**EXERCISE DETAILS**
Determine how many lines in these records hold "icon". Only the number is wanted.

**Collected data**
— Begin —

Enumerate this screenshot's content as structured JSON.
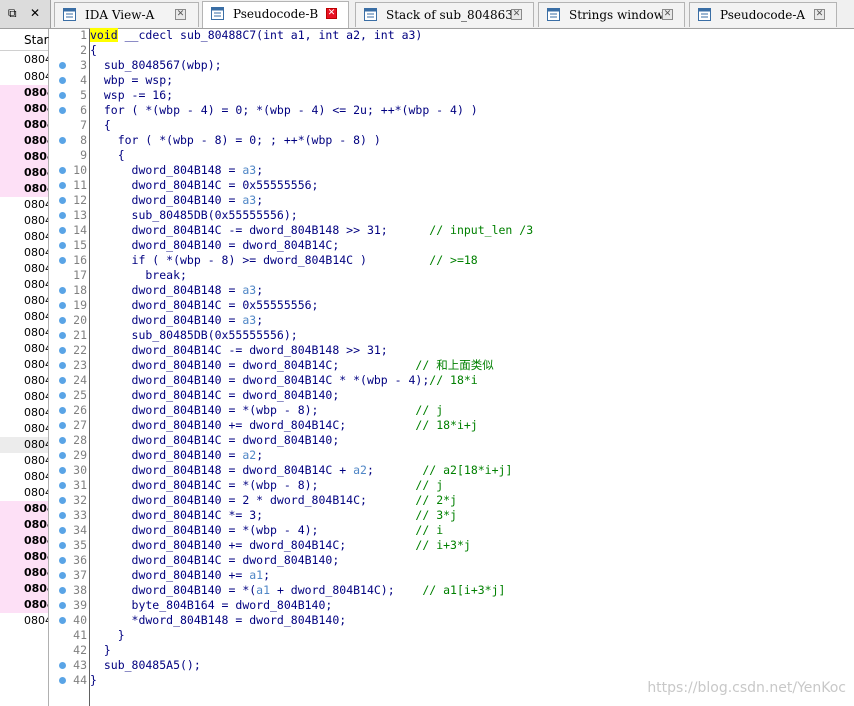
{
  "left_controls": {
    "restore": "⧉",
    "close": "✕"
  },
  "tabs": [
    {
      "label": "IDA View-A",
      "active": false,
      "icon": "ida-view-icon"
    },
    {
      "label": "Pseudocode-B",
      "active": true,
      "icon": "pseudocode-icon"
    },
    {
      "label": "Stack of sub_8048633",
      "active": false,
      "icon": "stack-icon"
    },
    {
      "label": "Strings window",
      "active": false,
      "icon": "strings-icon"
    },
    {
      "label": "Pseudocode-A",
      "active": false,
      "icon": "pseudocode-icon"
    }
  ],
  "tab_close_glyph": "✕",
  "left_panel": {
    "header": "Star",
    "rows": [
      {
        "text": "0804",
        "style": ""
      },
      {
        "text": "0804",
        "style": ""
      },
      {
        "text": "0804",
        "style": "pink"
      },
      {
        "text": "0804",
        "style": "pink"
      },
      {
        "text": "0804",
        "style": "pink"
      },
      {
        "text": "0804",
        "style": "pink"
      },
      {
        "text": "0804",
        "style": "pink"
      },
      {
        "text": "0804",
        "style": "pink"
      },
      {
        "text": "0804",
        "style": "pink"
      },
      {
        "text": "0804",
        "style": ""
      },
      {
        "text": "0804",
        "style": ""
      },
      {
        "text": "0804",
        "style": ""
      },
      {
        "text": "0804",
        "style": ""
      },
      {
        "text": "0804",
        "style": ""
      },
      {
        "text": "0804",
        "style": ""
      },
      {
        "text": "0804",
        "style": ""
      },
      {
        "text": "0804",
        "style": ""
      },
      {
        "text": "0804",
        "style": ""
      },
      {
        "text": "0804",
        "style": ""
      },
      {
        "text": "0804",
        "style": ""
      },
      {
        "text": "0804",
        "style": ""
      },
      {
        "text": "0804",
        "style": ""
      },
      {
        "text": "0804",
        "style": ""
      },
      {
        "text": "0804",
        "style": ""
      },
      {
        "text": "0804",
        "style": "gray"
      },
      {
        "text": "0804",
        "style": ""
      },
      {
        "text": "0804",
        "style": ""
      },
      {
        "text": "0804",
        "style": ""
      },
      {
        "text": "0804",
        "style": "pink"
      },
      {
        "text": "0804",
        "style": "pink"
      },
      {
        "text": "0804",
        "style": "pink"
      },
      {
        "text": "0804",
        "style": "pink"
      },
      {
        "text": "0804",
        "style": "pink"
      },
      {
        "text": "0804",
        "style": "pink"
      },
      {
        "text": "0804",
        "style": "pink"
      },
      {
        "text": "0804",
        "style": ""
      }
    ]
  },
  "code_lines": [
    {
      "n": "1",
      "dot": false,
      "segs": [
        [
          "kw",
          "void"
        ],
        [
          "t",
          " __cdecl sub_80488C7(int a1, int a2, int a3)"
        ]
      ]
    },
    {
      "n": "2",
      "dot": false,
      "segs": [
        [
          "t",
          "{"
        ]
      ]
    },
    {
      "n": "3",
      "dot": true,
      "segs": [
        [
          "t",
          "  sub_8048567(wbp);"
        ]
      ]
    },
    {
      "n": "4",
      "dot": true,
      "segs": [
        [
          "t",
          "  wbp = wsp;"
        ]
      ]
    },
    {
      "n": "5",
      "dot": true,
      "segs": [
        [
          "t",
          "  wsp -= 16;"
        ]
      ]
    },
    {
      "n": "6",
      "dot": true,
      "segs": [
        [
          "t",
          "  for ( *(wbp - 4) = 0; *(wbp - 4) <= 2u; ++*(wbp - 4) )"
        ]
      ]
    },
    {
      "n": "7",
      "dot": false,
      "segs": [
        [
          "t",
          "  {"
        ]
      ]
    },
    {
      "n": "8",
      "dot": true,
      "segs": [
        [
          "t",
          "    for ( *(wbp - 8) = 0; ; ++*(wbp - 8) )"
        ]
      ]
    },
    {
      "n": "9",
      "dot": false,
      "segs": [
        [
          "t",
          "    {"
        ]
      ]
    },
    {
      "n": "10",
      "dot": true,
      "segs": [
        [
          "t",
          "      dword_804B148 = "
        ],
        [
          "arg",
          "a3"
        ],
        [
          "t",
          ";"
        ]
      ]
    },
    {
      "n": "11",
      "dot": true,
      "segs": [
        [
          "t",
          "      dword_804B14C = 0x55555556;"
        ]
      ]
    },
    {
      "n": "12",
      "dot": true,
      "segs": [
        [
          "t",
          "      dword_804B140 = "
        ],
        [
          "arg",
          "a3"
        ],
        [
          "t",
          ";"
        ]
      ]
    },
    {
      "n": "13",
      "dot": true,
      "segs": [
        [
          "t",
          "      sub_80485DB(0x55555556);"
        ]
      ]
    },
    {
      "n": "14",
      "dot": true,
      "segs": [
        [
          "t",
          "      dword_804B14C -= dword_804B148 >> 31;      "
        ],
        [
          "cm",
          "// input_len /3"
        ]
      ]
    },
    {
      "n": "15",
      "dot": true,
      "segs": [
        [
          "t",
          "      dword_804B140 = dword_804B14C;"
        ]
      ]
    },
    {
      "n": "16",
      "dot": true,
      "segs": [
        [
          "t",
          "      if ( *(wbp - 8) >= dword_804B14C )         "
        ],
        [
          "cm",
          "// >=18"
        ]
      ]
    },
    {
      "n": "17",
      "dot": false,
      "segs": [
        [
          "t",
          "        break;"
        ]
      ]
    },
    {
      "n": "18",
      "dot": true,
      "segs": [
        [
          "t",
          "      dword_804B148 = "
        ],
        [
          "arg",
          "a3"
        ],
        [
          "t",
          ";"
        ]
      ]
    },
    {
      "n": "19",
      "dot": true,
      "segs": [
        [
          "t",
          "      dword_804B14C = 0x55555556;"
        ]
      ]
    },
    {
      "n": "20",
      "dot": true,
      "segs": [
        [
          "t",
          "      dword_804B140 = "
        ],
        [
          "arg",
          "a3"
        ],
        [
          "t",
          ";"
        ]
      ]
    },
    {
      "n": "21",
      "dot": true,
      "segs": [
        [
          "t",
          "      sub_80485DB(0x55555556);"
        ]
      ]
    },
    {
      "n": "22",
      "dot": true,
      "segs": [
        [
          "t",
          "      dword_804B14C -= dword_804B148 >> 31;"
        ]
      ]
    },
    {
      "n": "23",
      "dot": true,
      "segs": [
        [
          "t",
          "      dword_804B140 = dword_804B14C;           "
        ],
        [
          "cm",
          "// 和上面类似"
        ]
      ]
    },
    {
      "n": "24",
      "dot": true,
      "segs": [
        [
          "t",
          "      dword_804B140 = dword_804B14C * *(wbp - 4);"
        ],
        [
          "cm",
          "// 18*i"
        ]
      ]
    },
    {
      "n": "25",
      "dot": true,
      "segs": [
        [
          "t",
          "      dword_804B14C = dword_804B140;"
        ]
      ]
    },
    {
      "n": "26",
      "dot": true,
      "segs": [
        [
          "t",
          "      dword_804B140 = *(wbp - 8);              "
        ],
        [
          "cm",
          "// j"
        ]
      ]
    },
    {
      "n": "27",
      "dot": true,
      "segs": [
        [
          "t",
          "      dword_804B140 += dword_804B14C;          "
        ],
        [
          "cm",
          "// 18*i+j"
        ]
      ]
    },
    {
      "n": "28",
      "dot": true,
      "segs": [
        [
          "t",
          "      dword_804B14C = dword_804B140;"
        ]
      ]
    },
    {
      "n": "29",
      "dot": true,
      "segs": [
        [
          "t",
          "      dword_804B140 = "
        ],
        [
          "arg",
          "a2"
        ],
        [
          "t",
          ";"
        ]
      ]
    },
    {
      "n": "30",
      "dot": true,
      "segs": [
        [
          "t",
          "      dword_804B148 = dword_804B14C + "
        ],
        [
          "arg",
          "a2"
        ],
        [
          "t",
          ";       "
        ],
        [
          "cm",
          "// a2[18*i+j]"
        ]
      ]
    },
    {
      "n": "31",
      "dot": true,
      "segs": [
        [
          "t",
          "      dword_804B14C = *(wbp - 8);              "
        ],
        [
          "cm",
          "// j"
        ]
      ]
    },
    {
      "n": "32",
      "dot": true,
      "segs": [
        [
          "t",
          "      dword_804B140 = 2 * dword_804B14C;       "
        ],
        [
          "cm",
          "// 2*j"
        ]
      ]
    },
    {
      "n": "33",
      "dot": true,
      "segs": [
        [
          "t",
          "      dword_804B14C *= 3;                      "
        ],
        [
          "cm",
          "// 3*j"
        ]
      ]
    },
    {
      "n": "34",
      "dot": true,
      "segs": [
        [
          "t",
          "      dword_804B140 = *(wbp - 4);              "
        ],
        [
          "cm",
          "// i"
        ]
      ]
    },
    {
      "n": "35",
      "dot": true,
      "segs": [
        [
          "t",
          "      dword_804B140 += dword_804B14C;          "
        ],
        [
          "cm",
          "// i+3*j"
        ]
      ]
    },
    {
      "n": "36",
      "dot": true,
      "segs": [
        [
          "t",
          "      dword_804B14C = dword_804B140;"
        ]
      ]
    },
    {
      "n": "37",
      "dot": true,
      "segs": [
        [
          "t",
          "      dword_804B140 += "
        ],
        [
          "arg",
          "a1"
        ],
        [
          "t",
          ";"
        ]
      ]
    },
    {
      "n": "38",
      "dot": true,
      "segs": [
        [
          "t",
          "      dword_804B140 = *("
        ],
        [
          "arg",
          "a1"
        ],
        [
          "t",
          " + dword_804B14C);    "
        ],
        [
          "cm",
          "// a1[i+3*j]"
        ]
      ]
    },
    {
      "n": "39",
      "dot": true,
      "segs": [
        [
          "t",
          "      byte_804B164 = dword_804B140;"
        ]
      ]
    },
    {
      "n": "40",
      "dot": true,
      "segs": [
        [
          "t",
          "      *dword_804B148 = dword_804B140;"
        ]
      ]
    },
    {
      "n": "41",
      "dot": false,
      "segs": [
        [
          "t",
          "    }"
        ]
      ]
    },
    {
      "n": "42",
      "dot": false,
      "segs": [
        [
          "t",
          "  }"
        ]
      ]
    },
    {
      "n": "43",
      "dot": true,
      "segs": [
        [
          "t",
          "  sub_80485A5();"
        ]
      ]
    },
    {
      "n": "44",
      "dot": true,
      "segs": [
        [
          "t",
          "}"
        ]
      ]
    }
  ],
  "watermark": "https://blog.csdn.net/YenKoc",
  "colors": {
    "keyword_highlight": "#ffff00",
    "code_text": "#000080",
    "argument": "#4f86c6",
    "comment": "#008000",
    "breakpoint_dot": "#5aa4e6",
    "left_pink": "#fde0f6",
    "active_tab_close": "#e81123"
  }
}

— End —

**EXERCISE ANSWER**
5